(A run of records)
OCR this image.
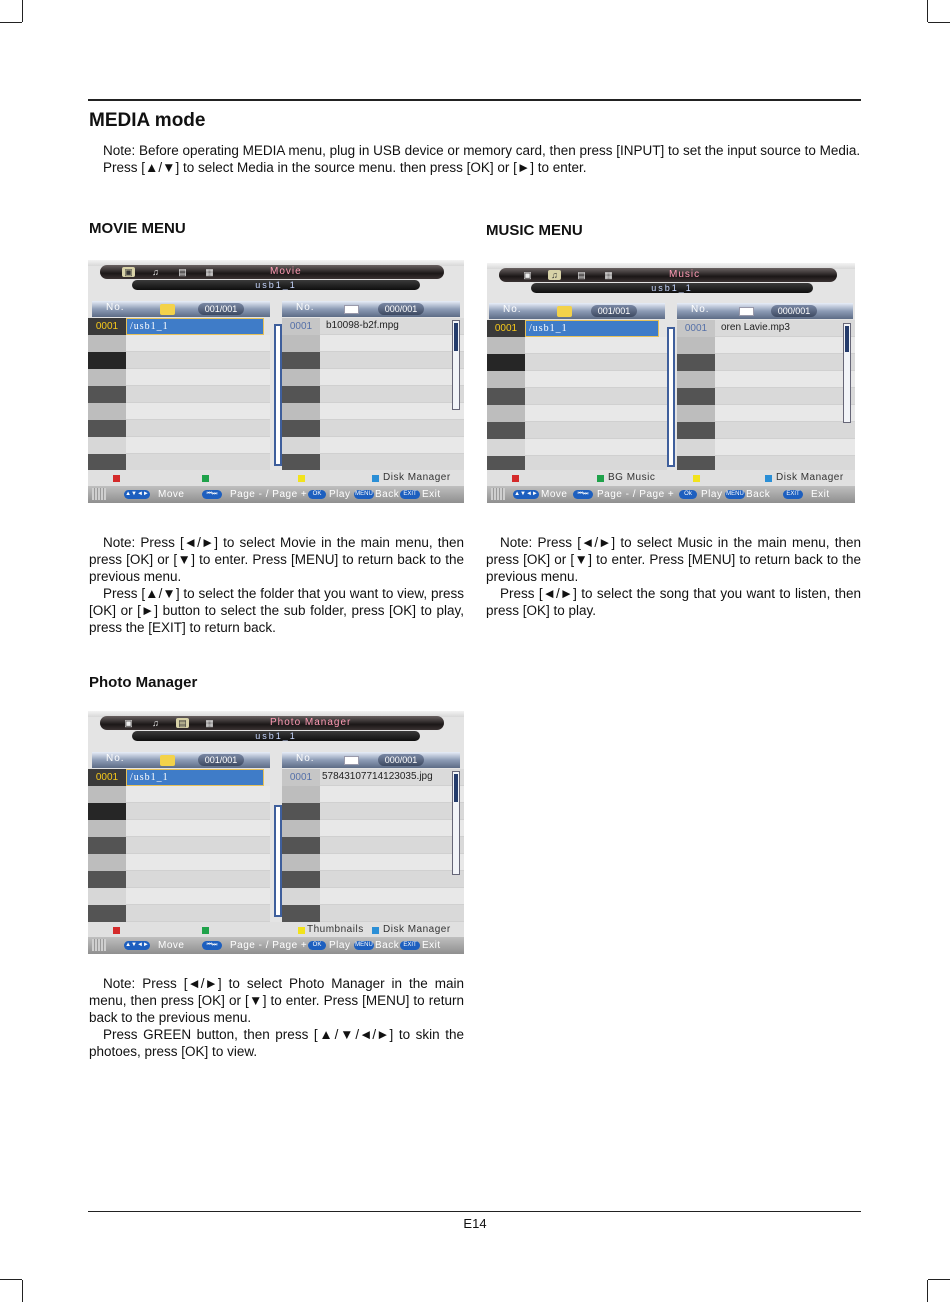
MEDIA mode

Note: Before operating MEDIA menu, plug in USB device or memory card, then press [INPUT] to set the input source to Media.

Press [▲/▼] to select Media in the source menu. then press [OK] or [►] to enter.

MOVIE MENU	MUSIC MENU
Photo Manager
▣	♫	▤ ▦	Movie
usb1_1
No.	001/001	No.	000/001
0001	/usb1_1	0001	b10098-b2f.mpg
Disk Manager
▲▼◄► Move	⏮⏭	Page - / Page + OK Play MENU Back EXIT Exit
▣	♫	▤ ▦	Music
usb1_1
No.	001/001	No.	000/001
0001	/usb1_1	0001	oren Lavie.mp3
BG Music	Disk Manager
▲▼◄► Move	⏮⏭ Page - / Page +	Ok Play MENU Back	EXIT	Exit
▣	♫	▤ ▦	Photo Manager
usb1_1
No.	001/001	No.	000/001
0001	/usb1_1	0001 57843107714123035.jpg
Thumbnails Disk Manager
▲▼◄► Move	⏮⏭	Page - / Page + OK Play MENU Back EXIT Exit

Note: Press [◄/►] to select Movie in the main menu, then press [OK] or [▼] to enter. Press [MENU] to return back to the previous menu.

Press [▲/▼] to select the folder that you want to view, press [OK] or [►] button to select the sub folder, press [OK] to play, press the [EXIT] to return back.

Note: Press [◄/►] to select Music in the main menu, then press [OK] or [▼] to enter. Press [MENU] to return back to the previous menu.

Press [◄/►] to select the song that you want to listen, then press [OK] to play.

Note: Press [◄/►] to select Photo Manager in the main menu, then press [OK] or [▼] to enter. Press [MENU] to return back to the previous menu.

Press GREEN button, then press [▲/▼/◄/►] to skin the photoes, press [OK] to view.

E14
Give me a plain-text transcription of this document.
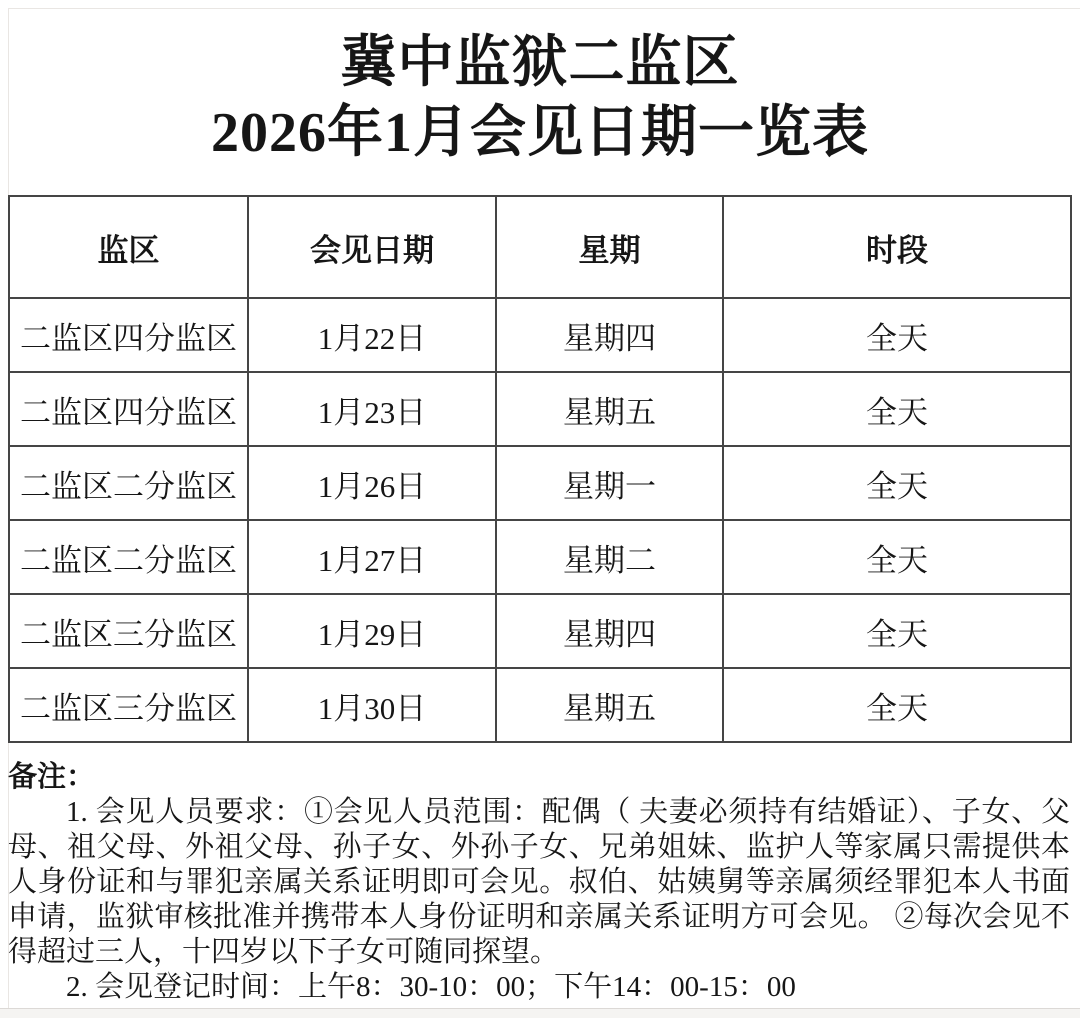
冀中监狱二监区
2026年1月会见日期一览表
监区	会见日期	星期	时段
二监区四分监区	1月22日	星期四	全天
二监区四分监区	1月23日	星期五	全天
二监区二分监区	1月26日	星期一	全天
二监区二分监区	1月27日	星期二	全天
二监区三分监区	1月29日	星期四	全天
二监区三分监区	1月30日	星期五	全天
备注：

1. 会见人员要求：①会见人员范围：配偶（ 夫妻必须持有结婚证）、子女、父母、祖父母、外祖父母、孙子女、外孙子女、兄弟姐妹、监护人等家属只需提供本人身份证和与罪犯亲属关系证明即可会见。叔伯、姑姨舅等亲属须经罪犯本人书面申请，监狱审核批准并携带本人身份证明和亲属关系证明方可会见。 ②每次会见不得超过三人，十四岁以下子女可随同探望。

2. 会见登记时间：上午8：30-10：00；下午14：00-15：00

WORK INSTRUCTIONS. Print out the lines exactly, skipping any picture.

THE RESPONSE.
OCR this image.
MEDIA mode

Note: Before operating MEDIA menu, plug in USB device or memory card, then press [INPUT] to set the input source to Media.

Press [▲/▼] to select Media in the source menu. then press [OK] or [►] to enter.

MOVIE MENU	MUSIC MENU
Photo Manager
▣	♫	▤ ▦	Movie
usb1_1
No.	001/001	No.	000/001
0001	/usb1_1	0001	b10098-b2f.mpg
Disk Manager
▲▼◄► Move	⏮⏭	Page - / Page + OK Play MENU Back EXIT Exit
▣	♫	▤ ▦	Music
usb1_1
No.	001/001	No.	000/001
0001	/usb1_1	0001	oren Lavie.mp3
BG Music	Disk Manager
▲▼◄► Move	⏮⏭ Page - / Page +	Ok Play MENU Back	EXIT	Exit
▣	♫	▤ ▦	Photo Manager
usb1_1
No.	001/001	No.	000/001
0001	/usb1_1	0001 57843107714123035.jpg
Thumbnails Disk Manager
▲▼◄► Move	⏮⏭	Page - / Page + OK Play MENU Back EXIT Exit

Note: Press [◄/►] to select Movie in the main menu, then press [OK] or [▼] to enter. Press [MENU] to return back to the previous menu.

Press [▲/▼] to select the folder that you want to view, press [OK] or [►] button to select the sub folder, press [OK] to play, press the [EXIT] to return back.

Note: Press [◄/►] to select Music in the main menu, then press [OK] or [▼] to enter. Press [MENU] to return back to the previous menu.

Press [◄/►] to select the song that you want to listen, then press [OK] to play.

Note: Press [◄/►] to select Photo Manager in the main menu, then press [OK] or [▼] to enter. Press [MENU] to return back to the previous menu.

Press GREEN button, then press [▲/▼/◄/►] to skin the photoes, press [OK] to view.

E14
Give me a plain-text transcription of this document.
冀中监狱二监区
2026年1月会见日期一览表
监区	会见日期	星期	时段
二监区四分监区	1月22日	星期四	全天
二监区四分监区	1月23日	星期五	全天
二监区二分监区	1月26日	星期一	全天
二监区二分监区	1月27日	星期二	全天
二监区三分监区	1月29日	星期四	全天
二监区三分监区	1月30日	星期五	全天
备注：

1. 会见人员要求：①会见人员范围：配偶（ 夫妻必须持有结婚证）、子女、父母、祖父母、外祖父母、孙子女、外孙子女、兄弟姐妹、监护人等家属只需提供本人身份证和与罪犯亲属关系证明即可会见。叔伯、姑姨舅等亲属须经罪犯本人书面申请，监狱审核批准并携带本人身份证明和亲属关系证明方可会见。 ②每次会见不得超过三人，十四岁以下子女可随同探望。

2. 会见登记时间：上午8：30-10：00；下午14：00-15：00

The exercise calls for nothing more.